## EXERCISE
Identify the lines that contain the string "Верхняя", then copy each of them.

## DATA SHOWN
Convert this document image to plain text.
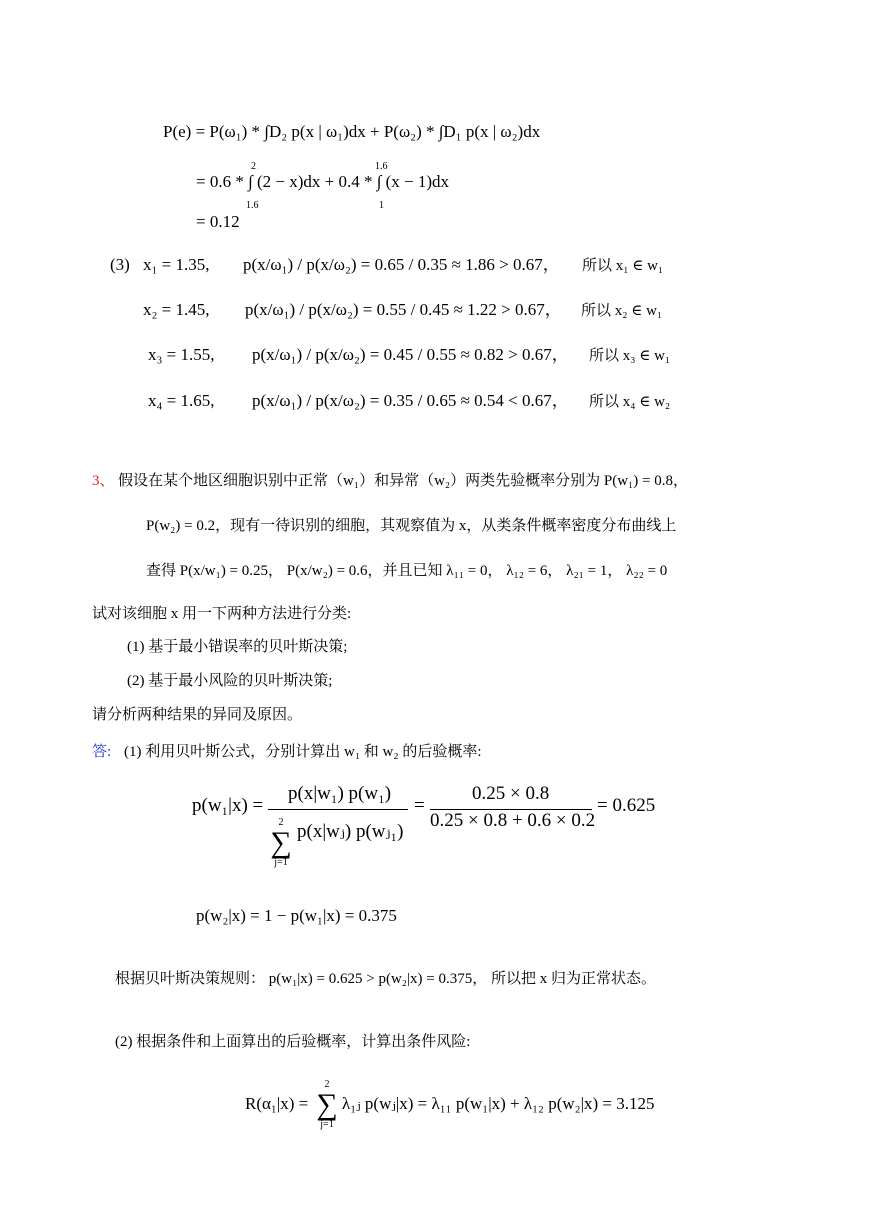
P(e) = P(ω₁) * ∫D₂ p(x | ω₁)dx + P(ω₂) * ∫D₁ p(x | ω₂)dx
= 0.6 * ∫ (2 − x)dx + 0.4 * ∫ (x − 1)dx
2
1.6
1.6
1
= 0.12
(3) x₁ = 1.35, p(x/ω₁) / p(x/ω₂) = 0.65 / 0.35 ≈ 1.86 > 0.67， 所以 x₁ ∈ w₁
x₂ = 1.45, p(x/ω₁) / p(x/ω₂) = 0.55 / 0.45 ≈ 1.22 > 0.67， 所以 x₂ ∈ w₁
x₃ = 1.55, p(x/ω₁) / p(x/ω₂) = 0.45 / 0.55 ≈ 0.82 > 0.67， 所以 x₃ ∈ w₁
x₄ = 1.65, p(x/ω₁) / p(x/ω₂) = 0.35 / 0.65 ≈ 0.54 < 0.67， 所以 x₄ ∈ w₂
3、 假设在某个地区细胞识别中正常（w₁）和异常（w₂）两类先验概率分别为 P(w₁) = 0.8，
P(w₂) = 0.2，现有一待识别的细胞，其观察值为 x，从类条件概率密度分布曲线上
查得 P(x/w₁) = 0.25， P(x/w₂) = 0.6，并且已知 λ₁₁ = 0， λ₁₂ = 6， λ₂₁ = 1， λ₂₂ = 0
试对该细胞 x 用一下两种方法进行分类:
(1) 基于最小错误率的贝叶斯决策;
(2) 基于最小风险的贝叶斯决策;
请分析两种结果的异同及原因。
答: (1) 利用贝叶斯公式，分别计算出 w₁ 和 w₂ 的后验概率:
p(w₁|x) =
p(x|w₁) p(w₁)
2
∑
j=1
p(x|wⱼ) p(wⱼ₁)
=
0.25 × 0.8
0.25 × 0.8 + 0.6 × 0.2
= 0.625
p(w₂|x) = 1 − p(w₁|x) = 0.375
根据贝叶斯决策规则： p(w₁|x) = 0.625 > p(w₂|x) = 0.375， 所以把 x 归为正常状态。
(2) 根据条件和上面算出的后验概率，计算出条件风险:
R(α₁|x) =
2
∑
j=1
λ₁ⱼ p(wⱼ|x) = λ₁₁ p(w₁|x) + λ₁₂ p(w₂|x) = 3.125
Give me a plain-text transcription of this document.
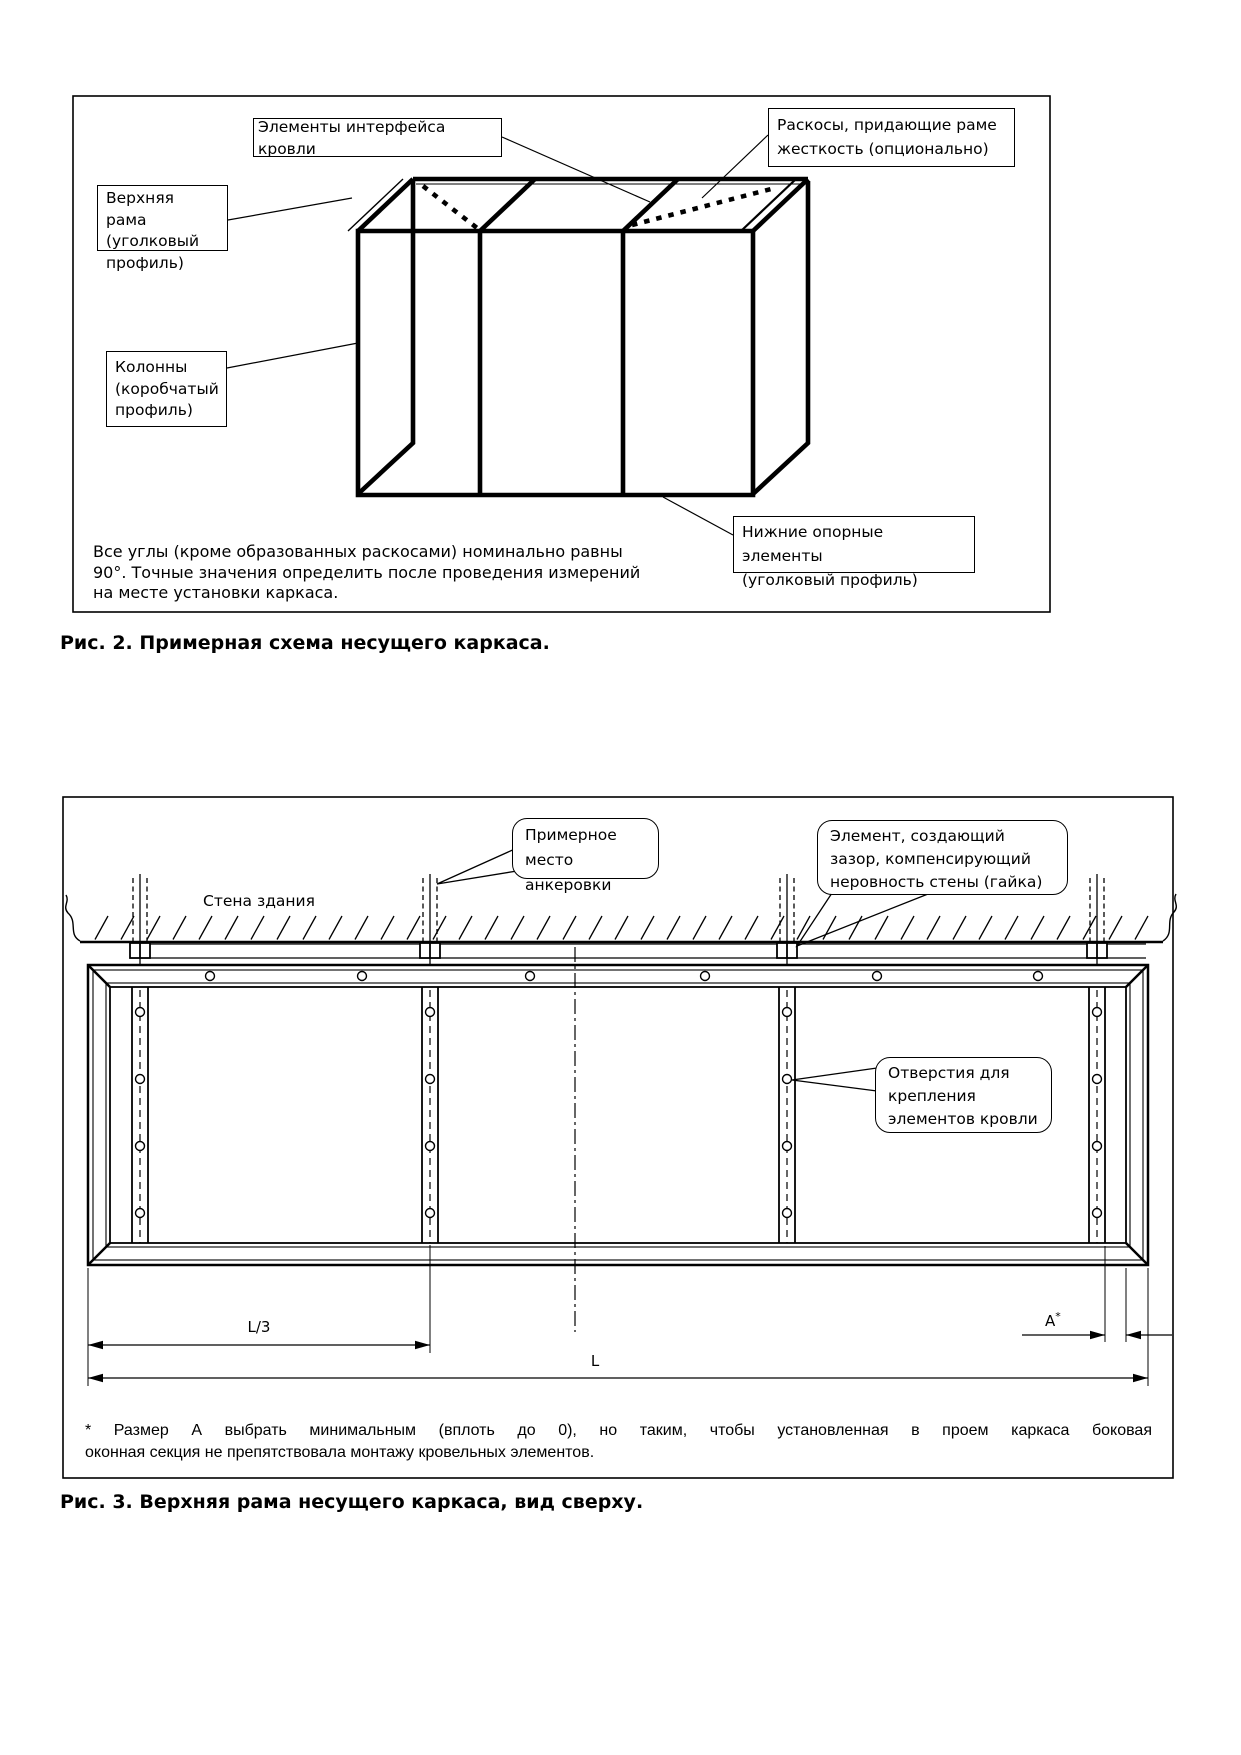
Элементы интерфейса кровли
Раскосы, придающие раме
жесткость (опционально)
Верхняя рама
(уголковый
профиль)
Колонны
(коробчатый
профиль)
Нижние опорные элементы
(уголковый профиль)
Все углы (кроме образованных раскосами) номинально равны
90°. Точные значения определить после проведения измерений
на месте установки каркаса.
Рис. 2. Примерная схема несущего каркаса.
Стена здания
Примерное место
анкеровки
Элемент, создающий
зазор, компенсирующий
неровность стены (гайка)
Отверстия для
крепления
элементов кровли
L/3
L
А*
* Размер А выбрать минимальным (вплоть до 0), но таким, чтобы установленная в проем каркаса боковая
оконная секция не препятствовала монтажу кровельных элементов.
Рис. 3. Верхняя рама несущего каркаса, вид сверху.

## CORRECT OUTPUT
Верхняя рама
Рис. 3. Верхняя рама несущего каркаса, вид сверху.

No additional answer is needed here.